Stored entries -
--- BEGIN ---
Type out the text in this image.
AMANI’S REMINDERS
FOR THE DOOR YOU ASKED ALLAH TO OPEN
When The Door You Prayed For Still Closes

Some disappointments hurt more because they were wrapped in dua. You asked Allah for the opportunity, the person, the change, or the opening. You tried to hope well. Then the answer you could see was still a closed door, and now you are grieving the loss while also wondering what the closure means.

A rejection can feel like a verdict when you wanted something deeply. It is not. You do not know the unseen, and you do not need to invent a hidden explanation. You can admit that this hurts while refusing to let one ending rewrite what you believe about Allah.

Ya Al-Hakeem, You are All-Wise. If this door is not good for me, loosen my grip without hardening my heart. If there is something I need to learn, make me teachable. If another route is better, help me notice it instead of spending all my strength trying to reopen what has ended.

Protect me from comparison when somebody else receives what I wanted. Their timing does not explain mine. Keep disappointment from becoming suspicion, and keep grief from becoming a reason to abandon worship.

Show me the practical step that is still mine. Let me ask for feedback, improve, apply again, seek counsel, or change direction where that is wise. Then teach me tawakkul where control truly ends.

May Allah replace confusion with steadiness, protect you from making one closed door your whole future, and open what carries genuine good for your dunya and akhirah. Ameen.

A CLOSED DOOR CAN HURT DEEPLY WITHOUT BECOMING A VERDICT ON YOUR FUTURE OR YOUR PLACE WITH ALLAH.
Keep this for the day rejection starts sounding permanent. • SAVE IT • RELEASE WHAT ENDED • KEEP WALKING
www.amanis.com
--- END ---
What needs to be done -
Count the lines above that contain the word "something", and give only that number.

Response to the exercise -
2